→ **The problem**
Check every line below for the word "RIDINGS" and show those that hold it.

→ **Data shown**

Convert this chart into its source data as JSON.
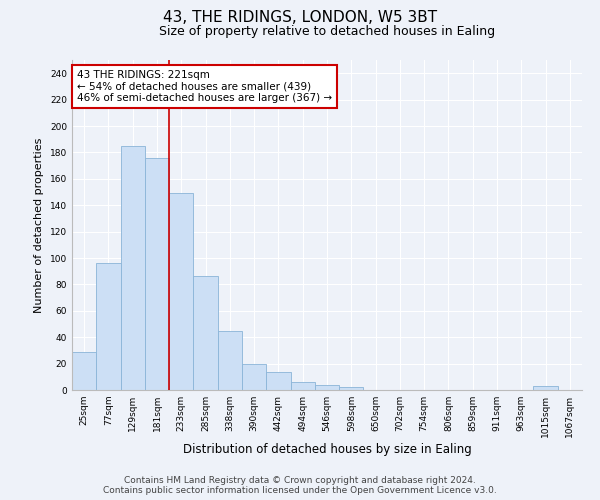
{
  "title": "43, THE RIDINGS, LONDON, W5 3BT",
  "subtitle": "Size of property relative to detached houses in Ealing",
  "xlabel": "Distribution of detached houses by size in Ealing",
  "ylabel": "Number of detached properties",
  "bar_color": "#ccdff5",
  "bar_edge_color": "#8ab4d8",
  "categories": [
    "25sqm",
    "77sqm",
    "129sqm",
    "181sqm",
    "233sqm",
    "285sqm",
    "338sqm",
    "390sqm",
    "442sqm",
    "494sqm",
    "546sqm",
    "598sqm",
    "650sqm",
    "702sqm",
    "754sqm",
    "806sqm",
    "859sqm",
    "911sqm",
    "963sqm",
    "1015sqm",
    "1067sqm"
  ],
  "values": [
    29,
    96,
    185,
    176,
    149,
    86,
    45,
    20,
    14,
    6,
    4,
    2,
    0,
    0,
    0,
    0,
    0,
    0,
    0,
    3,
    0
  ],
  "vline_x": 3.5,
  "vline_color": "#cc0000",
  "annotation_text": "43 THE RIDINGS: 221sqm\n← 54% of detached houses are smaller (439)\n46% of semi-detached houses are larger (367) →",
  "annotation_box_color": "#ffffff",
  "annotation_box_edge_color": "#cc0000",
  "ylim": [
    0,
    250
  ],
  "yticks": [
    0,
    20,
    40,
    60,
    80,
    100,
    120,
    140,
    160,
    180,
    200,
    220,
    240
  ],
  "footer_line1": "Contains HM Land Registry data © Crown copyright and database right 2024.",
  "footer_line2": "Contains public sector information licensed under the Open Government Licence v3.0.",
  "background_color": "#eef2f9",
  "grid_color": "#ffffff",
  "title_fontsize": 11,
  "subtitle_fontsize": 9,
  "xlabel_fontsize": 8.5,
  "ylabel_fontsize": 8,
  "tick_fontsize": 6.5,
  "annotation_fontsize": 7.5,
  "footer_fontsize": 6.5
}
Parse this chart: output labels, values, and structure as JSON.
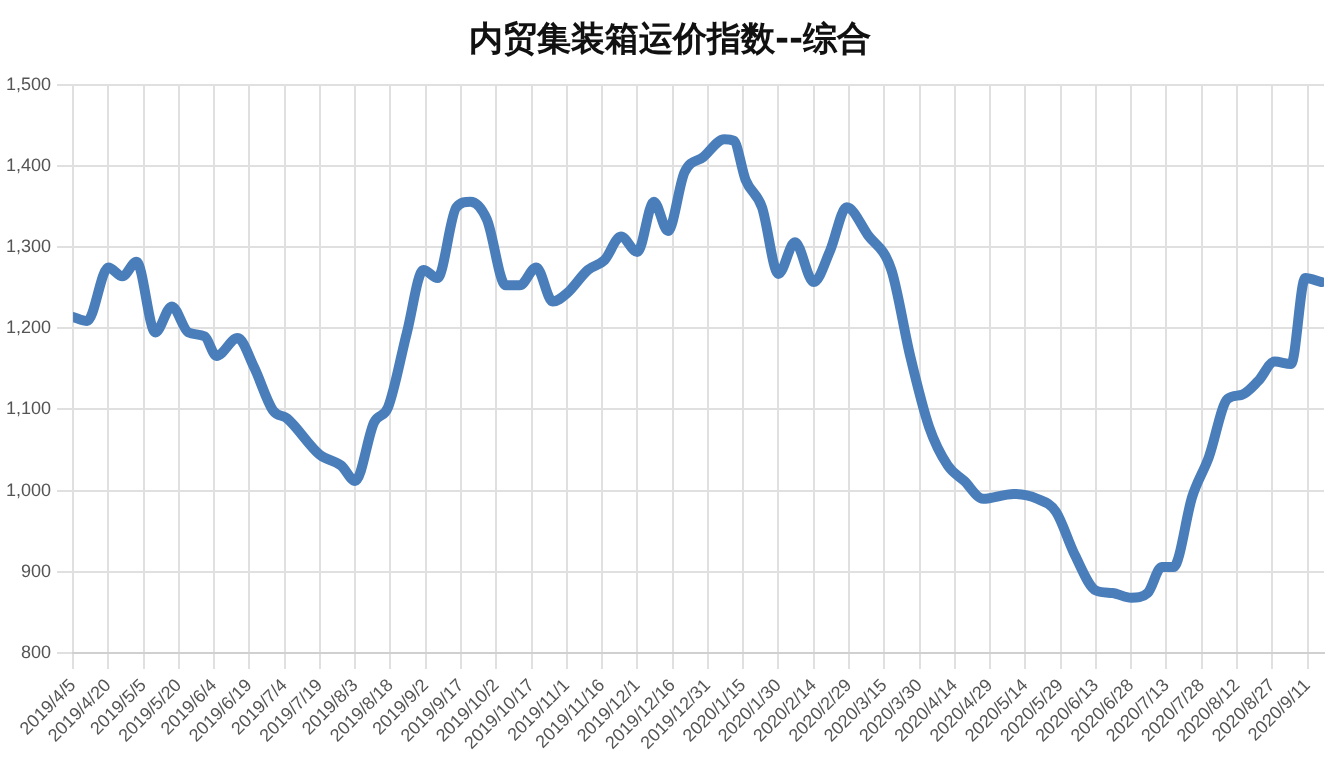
{
  "chart_data": {
    "type": "line",
    "title": "内贸集装箱运价指数--综合",
    "x": [
      "2019-04-05",
      "2019-04-11",
      "2019-04-20",
      "2019-04-26",
      "2019-05-02",
      "2019-05-10",
      "2019-05-17",
      "2019-05-24",
      "2019-05-31",
      "2019-06-05",
      "2019-06-14",
      "2019-06-21",
      "2019-06-29",
      "2019-07-05",
      "2019-07-19",
      "2019-07-28",
      "2019-08-03",
      "2019-08-11",
      "2019-08-17",
      "2019-08-25",
      "2019-09-01",
      "2019-09-07",
      "2019-09-15",
      "2019-09-21",
      "2019-09-28",
      "2019-10-06",
      "2019-10-12",
      "2019-10-19",
      "2019-10-26",
      "2019-11-01",
      "2019-11-10",
      "2019-11-17",
      "2019-11-24",
      "2019-12-01",
      "2019-12-08",
      "2019-12-14",
      "2019-12-21",
      "2019-12-29",
      "2020-01-07",
      "2020-01-11",
      "2020-01-16",
      "2020-01-23",
      "2020-01-30",
      "2020-02-06",
      "2020-02-14",
      "2020-02-21",
      "2020-02-28",
      "2020-03-08",
      "2020-03-18",
      "2020-03-26",
      "2020-04-03",
      "2020-04-11",
      "2020-04-18",
      "2020-04-26",
      "2020-05-09",
      "2020-05-19",
      "2020-05-27",
      "2020-06-04",
      "2020-06-13",
      "2020-06-20",
      "2020-06-28",
      "2020-07-05",
      "2020-07-11",
      "2020-07-16",
      "2020-07-24",
      "2020-07-31",
      "2020-08-08",
      "2020-08-14",
      "2020-08-21",
      "2020-08-28",
      "2020-09-04",
      "2020-09-10",
      "2020-09-17"
    ],
    "series": [
      {
        "color": "#4a7ebb",
        "values": [
          1214,
          1209,
          1275,
          1264,
          1282,
          1195,
          1227,
          1195,
          1190,
          1166,
          1188,
          1152,
          1099,
          1089,
          1044,
          1031,
          1012,
          1084,
          1103,
          1195,
          1272,
          1262,
          1349,
          1356,
          1334,
          1253,
          1253,
          1275,
          1233,
          1243,
          1272,
          1284,
          1313,
          1294,
          1356,
          1320,
          1392,
          1411,
          1433,
          1431,
          1383,
          1349,
          1267,
          1306,
          1257,
          1296,
          1349,
          1315,
          1272,
          1166,
          1079,
          1031,
          1012,
          990,
          996,
          990,
          974,
          921,
          877,
          874,
          868,
          874,
          906,
          906,
          993,
          1041,
          1113,
          1118,
          1135,
          1159,
          1156,
          1262,
          1257
        ]
      }
    ],
    "xlim": [
      "2019-04-05",
      "2020-09-18"
    ],
    "xticks": [
      {
        "value": "2019-04-05",
        "label": "2019/4/5"
      },
      {
        "value": "2019-04-20",
        "label": "2019/4/20"
      },
      {
        "value": "2019-05-05",
        "label": "2019/5/5"
      },
      {
        "value": "2019-05-20",
        "label": "2019/5/20"
      },
      {
        "value": "2019-06-04",
        "label": "2019/6/4"
      },
      {
        "value": "2019-06-19",
        "label": "2019/6/19"
      },
      {
        "value": "2019-07-04",
        "label": "2019/7/4"
      },
      {
        "value": "2019-07-19",
        "label": "2019/7/19"
      },
      {
        "value": "2019-08-03",
        "label": "2019/8/3"
      },
      {
        "value": "2019-08-18",
        "label": "2019/8/18"
      },
      {
        "value": "2019-09-02",
        "label": "2019/9/2"
      },
      {
        "value": "2019-09-17",
        "label": "2019/9/17"
      },
      {
        "value": "2019-10-02",
        "label": "2019/10/2"
      },
      {
        "value": "2019-10-17",
        "label": "2019/10/17"
      },
      {
        "value": "2019-11-01",
        "label": "2019/11/1"
      },
      {
        "value": "2019-11-16",
        "label": "2019/11/16"
      },
      {
        "value": "2019-12-01",
        "label": "2019/12/1"
      },
      {
        "value": "2019-12-16",
        "label": "2019/12/16"
      },
      {
        "value": "2019-12-31",
        "label": "2019/12/31"
      },
      {
        "value": "2020-01-15",
        "label": "2020/1/15"
      },
      {
        "value": "2020-01-30",
        "label": "2020/1/30"
      },
      {
        "value": "2020-02-14",
        "label": "2020/2/14"
      },
      {
        "value": "2020-02-29",
        "label": "2020/2/29"
      },
      {
        "value": "2020-03-15",
        "label": "2020/3/15"
      },
      {
        "value": "2020-03-30",
        "label": "2020/3/30"
      },
      {
        "value": "2020-04-14",
        "label": "2020/4/14"
      },
      {
        "value": "2020-04-29",
        "label": "2020/4/29"
      },
      {
        "value": "2020-05-14",
        "label": "2020/5/14"
      },
      {
        "value": "2020-05-29",
        "label": "2020/5/29"
      },
      {
        "value": "2020-06-13",
        "label": "2020/6/13"
      },
      {
        "value": "2020-06-28",
        "label": "2020/6/28"
      },
      {
        "value": "2020-07-13",
        "label": "2020/7/13"
      },
      {
        "value": "2020-07-28",
        "label": "2020/7/28"
      },
      {
        "value": "2020-08-12",
        "label": "2020/8/12"
      },
      {
        "value": "2020-08-27",
        "label": "2020/8/27"
      },
      {
        "value": "2020-09-11",
        "label": "2020/9/11"
      }
    ],
    "ylim": [
      800,
      1500
    ],
    "yticks": [
      800,
      900,
      {
        "value": 1000,
        "label": "1,000"
      },
      {
        "value": 1100,
        "label": "1,100"
      },
      {
        "value": 1200,
        "label": "1,200"
      },
      {
        "value": 1300,
        "label": "1,300"
      },
      {
        "value": 1400,
        "label": "1,400"
      },
      {
        "value": 1500,
        "label": "1,500"
      }
    ],
    "grid": true,
    "legend": false,
    "marker": "none",
    "line_style": "solid"
  }
}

→ **In response**
  "title": "43, THE RIDINGS, LONDON, W5 3BT",
  "annotation_text": "43 THE RIDINGS: 221sqm\n← 54% of detached houses are smaller (439)\n46% of semi-detached houses are larger (367) →",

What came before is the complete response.